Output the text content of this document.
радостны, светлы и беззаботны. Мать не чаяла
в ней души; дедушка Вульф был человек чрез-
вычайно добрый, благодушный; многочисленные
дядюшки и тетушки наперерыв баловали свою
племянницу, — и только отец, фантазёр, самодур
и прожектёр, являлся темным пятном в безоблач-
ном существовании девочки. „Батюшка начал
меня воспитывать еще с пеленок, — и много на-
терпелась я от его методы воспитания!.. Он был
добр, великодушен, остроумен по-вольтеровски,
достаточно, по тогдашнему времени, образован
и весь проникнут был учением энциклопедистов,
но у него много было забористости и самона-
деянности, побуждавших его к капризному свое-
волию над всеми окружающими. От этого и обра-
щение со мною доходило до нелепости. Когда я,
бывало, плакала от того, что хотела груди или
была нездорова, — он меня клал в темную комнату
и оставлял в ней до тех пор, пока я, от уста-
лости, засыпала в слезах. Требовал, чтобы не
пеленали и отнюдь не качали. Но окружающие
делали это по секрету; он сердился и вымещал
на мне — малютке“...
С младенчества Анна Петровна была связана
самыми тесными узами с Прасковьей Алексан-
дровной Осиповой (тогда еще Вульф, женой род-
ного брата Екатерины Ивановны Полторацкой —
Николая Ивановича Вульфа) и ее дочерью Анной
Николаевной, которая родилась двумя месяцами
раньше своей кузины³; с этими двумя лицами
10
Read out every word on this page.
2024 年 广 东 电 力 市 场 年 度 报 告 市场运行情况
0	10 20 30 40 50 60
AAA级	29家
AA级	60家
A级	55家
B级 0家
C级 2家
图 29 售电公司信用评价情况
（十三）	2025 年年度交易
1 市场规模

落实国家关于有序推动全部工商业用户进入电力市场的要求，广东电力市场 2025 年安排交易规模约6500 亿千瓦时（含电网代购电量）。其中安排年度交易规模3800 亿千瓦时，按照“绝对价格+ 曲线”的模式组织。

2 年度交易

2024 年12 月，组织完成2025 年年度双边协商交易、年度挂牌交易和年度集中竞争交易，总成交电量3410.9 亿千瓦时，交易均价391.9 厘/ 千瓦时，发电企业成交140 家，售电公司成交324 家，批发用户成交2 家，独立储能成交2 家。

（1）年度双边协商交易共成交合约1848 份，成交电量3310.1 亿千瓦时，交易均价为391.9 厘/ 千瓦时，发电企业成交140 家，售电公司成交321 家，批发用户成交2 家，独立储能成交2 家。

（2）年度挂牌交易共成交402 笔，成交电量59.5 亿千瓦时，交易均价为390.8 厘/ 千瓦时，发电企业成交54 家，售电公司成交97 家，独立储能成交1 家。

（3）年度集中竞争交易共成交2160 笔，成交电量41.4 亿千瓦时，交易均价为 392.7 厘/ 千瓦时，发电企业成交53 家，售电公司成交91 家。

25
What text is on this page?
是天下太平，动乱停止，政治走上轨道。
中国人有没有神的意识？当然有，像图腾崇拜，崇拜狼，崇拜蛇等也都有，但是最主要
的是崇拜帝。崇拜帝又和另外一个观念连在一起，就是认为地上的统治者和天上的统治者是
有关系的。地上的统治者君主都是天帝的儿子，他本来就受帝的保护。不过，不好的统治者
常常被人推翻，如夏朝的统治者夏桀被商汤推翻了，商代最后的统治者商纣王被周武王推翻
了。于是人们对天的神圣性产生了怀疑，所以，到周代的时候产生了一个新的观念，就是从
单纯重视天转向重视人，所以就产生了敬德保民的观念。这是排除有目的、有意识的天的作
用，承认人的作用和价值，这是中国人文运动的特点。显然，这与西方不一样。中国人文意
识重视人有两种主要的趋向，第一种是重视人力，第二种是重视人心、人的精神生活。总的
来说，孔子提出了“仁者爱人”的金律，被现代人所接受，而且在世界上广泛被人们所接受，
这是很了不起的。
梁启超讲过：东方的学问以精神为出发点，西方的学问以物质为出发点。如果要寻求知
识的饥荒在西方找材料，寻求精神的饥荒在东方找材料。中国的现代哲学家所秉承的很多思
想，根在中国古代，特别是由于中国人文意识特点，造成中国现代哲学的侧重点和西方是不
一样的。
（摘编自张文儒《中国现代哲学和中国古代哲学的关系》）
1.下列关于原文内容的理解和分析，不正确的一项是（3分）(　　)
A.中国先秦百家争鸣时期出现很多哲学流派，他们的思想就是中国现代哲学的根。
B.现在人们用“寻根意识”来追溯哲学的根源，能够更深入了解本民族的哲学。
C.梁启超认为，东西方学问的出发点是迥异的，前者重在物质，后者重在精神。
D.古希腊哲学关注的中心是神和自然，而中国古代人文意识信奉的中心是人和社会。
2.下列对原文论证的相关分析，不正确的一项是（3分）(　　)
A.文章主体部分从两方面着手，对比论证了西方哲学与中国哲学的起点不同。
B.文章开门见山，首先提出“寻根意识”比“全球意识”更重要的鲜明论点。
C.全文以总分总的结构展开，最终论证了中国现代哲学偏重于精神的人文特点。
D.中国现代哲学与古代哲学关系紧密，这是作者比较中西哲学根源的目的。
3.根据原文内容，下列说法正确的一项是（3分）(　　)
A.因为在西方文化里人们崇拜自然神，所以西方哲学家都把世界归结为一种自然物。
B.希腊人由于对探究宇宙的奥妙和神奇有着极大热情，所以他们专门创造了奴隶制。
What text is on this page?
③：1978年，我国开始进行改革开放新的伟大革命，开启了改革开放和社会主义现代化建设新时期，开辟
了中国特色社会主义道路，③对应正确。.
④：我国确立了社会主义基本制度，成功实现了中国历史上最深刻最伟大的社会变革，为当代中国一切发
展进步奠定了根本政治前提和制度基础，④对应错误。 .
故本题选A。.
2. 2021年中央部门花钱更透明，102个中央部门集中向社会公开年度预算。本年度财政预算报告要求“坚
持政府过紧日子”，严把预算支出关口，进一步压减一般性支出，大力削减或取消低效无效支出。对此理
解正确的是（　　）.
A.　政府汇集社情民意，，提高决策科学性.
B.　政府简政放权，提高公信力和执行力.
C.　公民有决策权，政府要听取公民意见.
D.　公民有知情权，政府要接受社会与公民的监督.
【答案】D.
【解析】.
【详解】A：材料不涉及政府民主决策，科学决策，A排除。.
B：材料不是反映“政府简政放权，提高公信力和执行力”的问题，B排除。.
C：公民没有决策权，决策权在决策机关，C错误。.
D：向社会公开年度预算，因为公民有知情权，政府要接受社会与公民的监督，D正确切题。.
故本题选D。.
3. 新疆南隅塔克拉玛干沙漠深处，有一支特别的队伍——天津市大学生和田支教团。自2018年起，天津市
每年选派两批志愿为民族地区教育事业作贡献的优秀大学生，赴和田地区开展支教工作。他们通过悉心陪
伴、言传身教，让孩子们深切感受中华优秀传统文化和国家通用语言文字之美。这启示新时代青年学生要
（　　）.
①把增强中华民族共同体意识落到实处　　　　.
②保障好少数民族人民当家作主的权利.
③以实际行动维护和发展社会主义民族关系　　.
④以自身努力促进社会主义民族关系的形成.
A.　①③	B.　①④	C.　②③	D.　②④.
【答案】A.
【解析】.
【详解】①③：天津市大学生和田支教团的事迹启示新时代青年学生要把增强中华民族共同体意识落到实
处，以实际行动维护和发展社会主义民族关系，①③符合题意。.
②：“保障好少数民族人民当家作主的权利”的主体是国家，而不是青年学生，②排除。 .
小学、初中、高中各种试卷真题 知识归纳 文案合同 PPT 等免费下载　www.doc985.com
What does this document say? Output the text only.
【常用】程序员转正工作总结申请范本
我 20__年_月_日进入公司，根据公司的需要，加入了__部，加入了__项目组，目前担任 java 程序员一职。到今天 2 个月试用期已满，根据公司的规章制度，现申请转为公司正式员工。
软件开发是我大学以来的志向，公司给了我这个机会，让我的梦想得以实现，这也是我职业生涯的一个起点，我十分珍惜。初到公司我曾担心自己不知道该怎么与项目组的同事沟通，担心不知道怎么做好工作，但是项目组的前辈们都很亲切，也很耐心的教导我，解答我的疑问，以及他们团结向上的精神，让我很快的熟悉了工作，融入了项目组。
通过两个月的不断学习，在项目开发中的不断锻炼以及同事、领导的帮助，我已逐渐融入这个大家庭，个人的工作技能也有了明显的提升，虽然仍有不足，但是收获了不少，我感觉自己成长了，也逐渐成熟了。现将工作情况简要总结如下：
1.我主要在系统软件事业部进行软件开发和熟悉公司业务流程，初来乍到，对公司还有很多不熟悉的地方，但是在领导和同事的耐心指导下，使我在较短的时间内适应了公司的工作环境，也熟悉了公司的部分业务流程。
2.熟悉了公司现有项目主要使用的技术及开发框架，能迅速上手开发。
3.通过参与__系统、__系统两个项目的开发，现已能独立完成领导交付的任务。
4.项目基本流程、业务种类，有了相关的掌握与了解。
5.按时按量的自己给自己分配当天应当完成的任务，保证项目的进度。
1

+===+

» What to produce: Repeat only the stretch of lines that begins at the line containing "What does this" and ends at the last line above, both included.

» Task response:
What does this document say? Output the text only.
【常用】程序员转正工作总结申请范本
我 20__年_月_日进入公司，根据公司的需要，加入了__部，加入了__项目组，目前担任 java 程序员一职。到今天 2 个月试用期已满，根据公司的规章制度，现申请转为公司正式员工。
软件开发是我大学以来的志向，公司给了我这个机会，让我的梦想得以实现，这也是我职业生涯的一个起点，我十分珍惜。初到公司我曾担心自己不知道该怎么与项目组的同事沟通，担心不知道怎么做好工作，但是项目组的前辈们都很亲切，也很耐心的教导我，解答我的疑问，以及他们团结向上的精神，让我很快的熟悉了工作，融入了项目组。
通过两个月的不断学习，在项目开发中的不断锻炼以及同事、领导的帮助，我已逐渐融入这个大家庭，个人的工作技能也有了明显的提升，虽然仍有不足，但是收获了不少，我感觉自己成长了，也逐渐成熟了。现将工作情况简要总结如下：
1.我主要在系统软件事业部进行软件开发和熟悉公司业务流程，初来乍到，对公司还有很多不熟悉的地方，但是在领导和同事的耐心指导下，使我在较短的时间内适应了公司的工作环境，也熟悉了公司的部分业务流程。
2.熟悉了公司现有项目主要使用的技术及开发框架，能迅速上手开发。
3.通过参与__系统、__系统两个项目的开发，现已能独立完成领导交付的任务。
4.项目基本流程、业务种类，有了相关的掌握与了解。
5.按时按量的自己给自己分配当天应当完成的任务，保证项目的进度。
1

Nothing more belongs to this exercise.